How many lines of the entries below include the word "type"? Answer with the number alone.

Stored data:
────

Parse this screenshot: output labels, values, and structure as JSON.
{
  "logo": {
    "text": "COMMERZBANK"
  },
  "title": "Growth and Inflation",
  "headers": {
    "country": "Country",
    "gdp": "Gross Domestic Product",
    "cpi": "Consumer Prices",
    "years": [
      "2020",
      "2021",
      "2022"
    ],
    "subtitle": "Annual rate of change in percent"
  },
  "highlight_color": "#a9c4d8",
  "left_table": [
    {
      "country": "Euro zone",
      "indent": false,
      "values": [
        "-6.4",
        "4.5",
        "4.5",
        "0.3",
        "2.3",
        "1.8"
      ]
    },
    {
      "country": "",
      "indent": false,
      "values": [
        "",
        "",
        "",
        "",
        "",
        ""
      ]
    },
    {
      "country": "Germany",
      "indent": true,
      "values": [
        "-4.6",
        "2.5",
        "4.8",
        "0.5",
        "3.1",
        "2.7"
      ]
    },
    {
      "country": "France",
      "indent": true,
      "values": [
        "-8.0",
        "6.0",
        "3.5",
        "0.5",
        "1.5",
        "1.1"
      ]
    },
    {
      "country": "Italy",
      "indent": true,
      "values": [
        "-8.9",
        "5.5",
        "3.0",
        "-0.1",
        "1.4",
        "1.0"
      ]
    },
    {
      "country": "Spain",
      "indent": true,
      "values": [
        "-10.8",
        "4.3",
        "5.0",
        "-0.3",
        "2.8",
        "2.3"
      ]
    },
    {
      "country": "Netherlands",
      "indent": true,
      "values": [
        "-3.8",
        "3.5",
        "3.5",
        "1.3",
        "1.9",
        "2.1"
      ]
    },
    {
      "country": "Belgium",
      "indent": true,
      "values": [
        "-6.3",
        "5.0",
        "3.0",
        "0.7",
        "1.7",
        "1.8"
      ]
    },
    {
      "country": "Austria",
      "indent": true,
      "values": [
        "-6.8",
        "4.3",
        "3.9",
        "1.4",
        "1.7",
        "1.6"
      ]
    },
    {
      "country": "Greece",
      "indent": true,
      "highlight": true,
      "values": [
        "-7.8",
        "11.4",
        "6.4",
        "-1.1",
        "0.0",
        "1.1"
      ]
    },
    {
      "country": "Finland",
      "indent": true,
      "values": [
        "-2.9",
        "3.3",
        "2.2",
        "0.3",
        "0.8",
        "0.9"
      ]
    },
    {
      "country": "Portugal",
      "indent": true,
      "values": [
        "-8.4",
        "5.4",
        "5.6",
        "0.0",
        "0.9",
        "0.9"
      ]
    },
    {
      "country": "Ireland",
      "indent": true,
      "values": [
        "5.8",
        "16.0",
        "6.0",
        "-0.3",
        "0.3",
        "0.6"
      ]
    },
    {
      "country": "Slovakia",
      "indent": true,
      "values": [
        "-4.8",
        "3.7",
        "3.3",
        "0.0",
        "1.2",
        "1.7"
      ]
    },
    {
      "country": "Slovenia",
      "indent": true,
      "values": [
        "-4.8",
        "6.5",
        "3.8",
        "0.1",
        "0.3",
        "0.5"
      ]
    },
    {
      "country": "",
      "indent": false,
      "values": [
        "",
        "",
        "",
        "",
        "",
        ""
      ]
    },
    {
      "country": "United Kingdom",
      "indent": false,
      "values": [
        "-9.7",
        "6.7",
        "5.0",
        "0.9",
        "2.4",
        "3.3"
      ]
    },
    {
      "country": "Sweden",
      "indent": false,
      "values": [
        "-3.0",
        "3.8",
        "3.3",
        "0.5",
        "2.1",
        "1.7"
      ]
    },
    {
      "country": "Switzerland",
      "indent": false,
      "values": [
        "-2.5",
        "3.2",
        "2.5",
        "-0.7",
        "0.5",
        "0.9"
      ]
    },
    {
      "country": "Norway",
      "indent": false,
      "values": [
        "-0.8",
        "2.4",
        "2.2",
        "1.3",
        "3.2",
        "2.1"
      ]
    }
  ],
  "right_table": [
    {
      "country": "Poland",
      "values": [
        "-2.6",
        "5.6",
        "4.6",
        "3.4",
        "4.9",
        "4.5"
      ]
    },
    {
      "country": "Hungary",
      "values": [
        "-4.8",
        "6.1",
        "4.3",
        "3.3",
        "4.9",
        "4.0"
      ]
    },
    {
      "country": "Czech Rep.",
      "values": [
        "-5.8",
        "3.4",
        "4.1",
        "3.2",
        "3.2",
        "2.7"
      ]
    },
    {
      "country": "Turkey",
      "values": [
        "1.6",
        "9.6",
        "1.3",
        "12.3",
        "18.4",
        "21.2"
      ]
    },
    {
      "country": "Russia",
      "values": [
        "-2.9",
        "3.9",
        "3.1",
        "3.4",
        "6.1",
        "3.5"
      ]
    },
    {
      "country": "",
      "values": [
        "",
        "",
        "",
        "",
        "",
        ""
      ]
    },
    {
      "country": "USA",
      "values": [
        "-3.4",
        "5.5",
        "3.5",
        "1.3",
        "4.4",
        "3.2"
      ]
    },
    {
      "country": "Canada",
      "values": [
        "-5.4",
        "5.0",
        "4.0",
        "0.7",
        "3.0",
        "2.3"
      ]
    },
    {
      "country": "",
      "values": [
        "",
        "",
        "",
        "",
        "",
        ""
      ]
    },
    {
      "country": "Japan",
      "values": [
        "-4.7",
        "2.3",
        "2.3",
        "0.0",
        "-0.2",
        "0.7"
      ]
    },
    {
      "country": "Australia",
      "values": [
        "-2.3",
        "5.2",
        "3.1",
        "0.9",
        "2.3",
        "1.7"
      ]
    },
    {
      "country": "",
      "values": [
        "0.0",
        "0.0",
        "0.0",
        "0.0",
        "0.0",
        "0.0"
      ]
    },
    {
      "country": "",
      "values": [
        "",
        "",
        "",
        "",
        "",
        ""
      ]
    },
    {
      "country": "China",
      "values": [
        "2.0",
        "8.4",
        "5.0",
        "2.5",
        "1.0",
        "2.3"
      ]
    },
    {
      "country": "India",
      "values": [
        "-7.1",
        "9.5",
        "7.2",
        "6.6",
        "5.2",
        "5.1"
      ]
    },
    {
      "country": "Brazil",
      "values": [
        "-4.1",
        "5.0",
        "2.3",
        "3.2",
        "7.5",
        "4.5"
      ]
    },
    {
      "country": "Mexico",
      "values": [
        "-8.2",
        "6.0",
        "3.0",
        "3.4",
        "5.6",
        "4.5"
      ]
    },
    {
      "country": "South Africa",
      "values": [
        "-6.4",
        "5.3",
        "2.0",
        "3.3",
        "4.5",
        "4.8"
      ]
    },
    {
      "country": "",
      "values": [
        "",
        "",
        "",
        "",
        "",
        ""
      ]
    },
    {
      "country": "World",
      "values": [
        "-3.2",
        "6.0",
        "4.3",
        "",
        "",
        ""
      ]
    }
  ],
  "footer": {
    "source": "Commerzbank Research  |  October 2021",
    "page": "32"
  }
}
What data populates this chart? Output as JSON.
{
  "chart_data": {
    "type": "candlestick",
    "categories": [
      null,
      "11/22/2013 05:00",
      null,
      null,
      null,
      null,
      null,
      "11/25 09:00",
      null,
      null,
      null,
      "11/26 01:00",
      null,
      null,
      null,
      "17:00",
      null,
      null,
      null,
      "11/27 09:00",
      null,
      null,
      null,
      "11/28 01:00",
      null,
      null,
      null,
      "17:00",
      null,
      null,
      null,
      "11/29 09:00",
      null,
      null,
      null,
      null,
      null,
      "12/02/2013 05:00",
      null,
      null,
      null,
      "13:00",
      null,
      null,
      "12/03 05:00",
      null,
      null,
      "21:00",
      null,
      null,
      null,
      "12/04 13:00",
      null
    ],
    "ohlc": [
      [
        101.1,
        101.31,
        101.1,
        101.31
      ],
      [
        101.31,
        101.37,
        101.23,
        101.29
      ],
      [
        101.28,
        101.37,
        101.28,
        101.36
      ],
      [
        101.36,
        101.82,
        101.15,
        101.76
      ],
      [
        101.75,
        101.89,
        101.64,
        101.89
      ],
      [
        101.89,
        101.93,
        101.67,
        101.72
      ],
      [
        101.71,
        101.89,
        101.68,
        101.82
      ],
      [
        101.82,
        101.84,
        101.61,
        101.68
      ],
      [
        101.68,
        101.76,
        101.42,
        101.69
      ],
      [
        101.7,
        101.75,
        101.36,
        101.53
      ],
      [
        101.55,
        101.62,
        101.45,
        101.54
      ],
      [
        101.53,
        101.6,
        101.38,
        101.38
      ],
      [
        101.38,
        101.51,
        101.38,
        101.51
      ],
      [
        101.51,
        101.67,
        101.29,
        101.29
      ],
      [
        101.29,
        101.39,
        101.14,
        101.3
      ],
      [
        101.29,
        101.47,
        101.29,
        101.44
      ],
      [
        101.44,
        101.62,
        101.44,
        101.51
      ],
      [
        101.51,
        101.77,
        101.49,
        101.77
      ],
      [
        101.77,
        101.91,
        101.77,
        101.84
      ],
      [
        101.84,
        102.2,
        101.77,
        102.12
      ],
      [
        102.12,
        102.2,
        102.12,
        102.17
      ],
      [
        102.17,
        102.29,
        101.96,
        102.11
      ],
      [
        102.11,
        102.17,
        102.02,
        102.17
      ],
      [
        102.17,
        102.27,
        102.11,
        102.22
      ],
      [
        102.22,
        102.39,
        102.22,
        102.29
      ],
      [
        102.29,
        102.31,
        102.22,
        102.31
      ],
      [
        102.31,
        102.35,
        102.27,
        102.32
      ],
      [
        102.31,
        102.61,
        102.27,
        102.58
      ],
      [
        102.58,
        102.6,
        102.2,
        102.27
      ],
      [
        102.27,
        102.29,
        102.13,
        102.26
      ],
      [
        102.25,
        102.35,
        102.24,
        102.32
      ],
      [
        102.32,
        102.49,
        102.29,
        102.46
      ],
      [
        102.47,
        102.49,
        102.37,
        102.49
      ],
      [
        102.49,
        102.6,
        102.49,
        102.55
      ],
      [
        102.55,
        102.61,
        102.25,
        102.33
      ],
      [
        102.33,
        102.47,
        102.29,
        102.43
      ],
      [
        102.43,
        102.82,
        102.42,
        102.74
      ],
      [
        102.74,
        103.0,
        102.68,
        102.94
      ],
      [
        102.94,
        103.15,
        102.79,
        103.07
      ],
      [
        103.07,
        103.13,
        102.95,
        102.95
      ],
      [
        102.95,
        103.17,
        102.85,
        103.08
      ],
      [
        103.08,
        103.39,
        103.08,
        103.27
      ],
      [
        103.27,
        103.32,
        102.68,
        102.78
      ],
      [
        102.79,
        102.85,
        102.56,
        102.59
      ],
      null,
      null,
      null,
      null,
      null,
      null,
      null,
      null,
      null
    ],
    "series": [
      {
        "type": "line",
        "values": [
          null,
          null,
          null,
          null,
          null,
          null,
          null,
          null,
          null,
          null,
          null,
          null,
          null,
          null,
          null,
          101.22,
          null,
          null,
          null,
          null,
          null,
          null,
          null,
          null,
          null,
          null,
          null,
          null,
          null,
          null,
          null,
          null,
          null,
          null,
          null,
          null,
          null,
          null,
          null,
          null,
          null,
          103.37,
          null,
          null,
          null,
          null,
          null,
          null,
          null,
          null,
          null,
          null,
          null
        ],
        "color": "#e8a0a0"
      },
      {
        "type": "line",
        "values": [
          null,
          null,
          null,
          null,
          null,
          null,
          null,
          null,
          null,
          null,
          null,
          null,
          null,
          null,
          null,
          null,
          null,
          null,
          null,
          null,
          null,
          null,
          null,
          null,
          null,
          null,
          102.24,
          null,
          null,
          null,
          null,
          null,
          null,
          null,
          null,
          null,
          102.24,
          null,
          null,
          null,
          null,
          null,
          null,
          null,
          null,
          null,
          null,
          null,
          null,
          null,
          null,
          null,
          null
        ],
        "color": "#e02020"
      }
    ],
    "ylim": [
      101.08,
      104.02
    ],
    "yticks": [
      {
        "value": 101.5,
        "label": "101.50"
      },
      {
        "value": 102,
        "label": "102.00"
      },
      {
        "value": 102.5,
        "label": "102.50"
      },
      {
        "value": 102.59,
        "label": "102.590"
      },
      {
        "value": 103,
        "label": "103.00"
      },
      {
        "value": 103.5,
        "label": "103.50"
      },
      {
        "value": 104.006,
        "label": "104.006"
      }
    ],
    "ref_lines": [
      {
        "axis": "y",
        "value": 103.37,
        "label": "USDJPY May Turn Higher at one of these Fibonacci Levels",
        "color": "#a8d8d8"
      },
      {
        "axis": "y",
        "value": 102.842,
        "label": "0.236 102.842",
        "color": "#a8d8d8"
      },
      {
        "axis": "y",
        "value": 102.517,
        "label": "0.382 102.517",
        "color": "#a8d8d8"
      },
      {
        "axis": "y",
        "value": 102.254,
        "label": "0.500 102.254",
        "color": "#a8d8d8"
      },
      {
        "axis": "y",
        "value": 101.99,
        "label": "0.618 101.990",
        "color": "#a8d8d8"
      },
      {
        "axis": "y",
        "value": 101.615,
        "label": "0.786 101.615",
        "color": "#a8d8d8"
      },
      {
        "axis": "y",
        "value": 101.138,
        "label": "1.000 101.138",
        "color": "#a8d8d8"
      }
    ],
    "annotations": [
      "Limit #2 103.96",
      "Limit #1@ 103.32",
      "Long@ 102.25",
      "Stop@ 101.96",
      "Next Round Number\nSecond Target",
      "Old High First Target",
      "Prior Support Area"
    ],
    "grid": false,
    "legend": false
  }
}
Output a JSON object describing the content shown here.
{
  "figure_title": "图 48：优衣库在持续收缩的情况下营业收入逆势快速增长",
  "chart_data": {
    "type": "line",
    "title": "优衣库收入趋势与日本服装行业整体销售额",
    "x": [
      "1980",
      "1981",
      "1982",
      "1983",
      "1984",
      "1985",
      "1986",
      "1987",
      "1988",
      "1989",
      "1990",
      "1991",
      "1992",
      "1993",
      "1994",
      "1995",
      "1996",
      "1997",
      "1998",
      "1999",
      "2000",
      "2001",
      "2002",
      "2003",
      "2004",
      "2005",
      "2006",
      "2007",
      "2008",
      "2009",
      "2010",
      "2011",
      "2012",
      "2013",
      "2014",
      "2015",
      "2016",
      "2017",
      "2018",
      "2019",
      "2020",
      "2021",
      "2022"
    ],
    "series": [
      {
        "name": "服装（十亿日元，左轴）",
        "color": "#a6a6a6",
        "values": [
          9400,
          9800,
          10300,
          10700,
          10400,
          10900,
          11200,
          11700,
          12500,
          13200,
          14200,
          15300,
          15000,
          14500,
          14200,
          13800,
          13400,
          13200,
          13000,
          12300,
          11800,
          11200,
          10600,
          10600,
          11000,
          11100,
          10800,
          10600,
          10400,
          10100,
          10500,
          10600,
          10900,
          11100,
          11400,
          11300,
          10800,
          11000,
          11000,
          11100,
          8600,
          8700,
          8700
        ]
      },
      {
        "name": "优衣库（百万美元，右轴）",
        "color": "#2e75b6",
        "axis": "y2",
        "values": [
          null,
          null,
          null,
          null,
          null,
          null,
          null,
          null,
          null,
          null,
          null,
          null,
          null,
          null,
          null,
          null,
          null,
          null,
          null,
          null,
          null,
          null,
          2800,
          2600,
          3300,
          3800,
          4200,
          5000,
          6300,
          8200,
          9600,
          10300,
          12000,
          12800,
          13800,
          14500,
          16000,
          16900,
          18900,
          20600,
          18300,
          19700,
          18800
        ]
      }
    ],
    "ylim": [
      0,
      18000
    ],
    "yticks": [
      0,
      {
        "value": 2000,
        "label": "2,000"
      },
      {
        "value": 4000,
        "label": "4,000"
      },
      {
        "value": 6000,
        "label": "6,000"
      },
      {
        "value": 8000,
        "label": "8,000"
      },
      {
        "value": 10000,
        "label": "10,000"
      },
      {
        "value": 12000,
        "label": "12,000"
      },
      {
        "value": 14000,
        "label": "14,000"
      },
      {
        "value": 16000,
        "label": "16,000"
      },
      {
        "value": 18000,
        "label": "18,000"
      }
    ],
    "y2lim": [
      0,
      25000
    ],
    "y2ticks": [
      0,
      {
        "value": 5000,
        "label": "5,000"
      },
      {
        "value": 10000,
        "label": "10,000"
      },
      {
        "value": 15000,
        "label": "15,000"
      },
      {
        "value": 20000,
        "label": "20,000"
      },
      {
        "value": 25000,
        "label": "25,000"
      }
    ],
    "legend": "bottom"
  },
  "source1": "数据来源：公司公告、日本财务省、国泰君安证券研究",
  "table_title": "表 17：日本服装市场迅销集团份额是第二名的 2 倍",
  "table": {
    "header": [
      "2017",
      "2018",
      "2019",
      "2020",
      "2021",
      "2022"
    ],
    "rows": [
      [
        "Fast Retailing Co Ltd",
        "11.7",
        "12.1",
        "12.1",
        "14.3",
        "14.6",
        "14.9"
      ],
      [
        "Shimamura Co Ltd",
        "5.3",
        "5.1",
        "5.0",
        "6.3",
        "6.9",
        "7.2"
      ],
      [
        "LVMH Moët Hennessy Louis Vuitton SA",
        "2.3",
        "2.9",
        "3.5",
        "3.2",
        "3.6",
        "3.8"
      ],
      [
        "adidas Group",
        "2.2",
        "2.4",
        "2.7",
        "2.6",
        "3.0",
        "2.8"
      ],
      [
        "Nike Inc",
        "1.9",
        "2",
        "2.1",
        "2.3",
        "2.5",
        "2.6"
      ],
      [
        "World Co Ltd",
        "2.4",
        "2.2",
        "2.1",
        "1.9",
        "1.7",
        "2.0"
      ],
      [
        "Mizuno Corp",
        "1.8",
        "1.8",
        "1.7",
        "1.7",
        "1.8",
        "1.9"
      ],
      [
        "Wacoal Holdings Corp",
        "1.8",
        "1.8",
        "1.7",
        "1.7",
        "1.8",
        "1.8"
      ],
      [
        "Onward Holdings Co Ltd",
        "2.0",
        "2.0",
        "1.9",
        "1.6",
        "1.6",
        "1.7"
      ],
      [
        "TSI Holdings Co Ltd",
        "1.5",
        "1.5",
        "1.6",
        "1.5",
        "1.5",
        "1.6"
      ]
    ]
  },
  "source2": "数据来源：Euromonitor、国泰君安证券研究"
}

────

**Response:** 4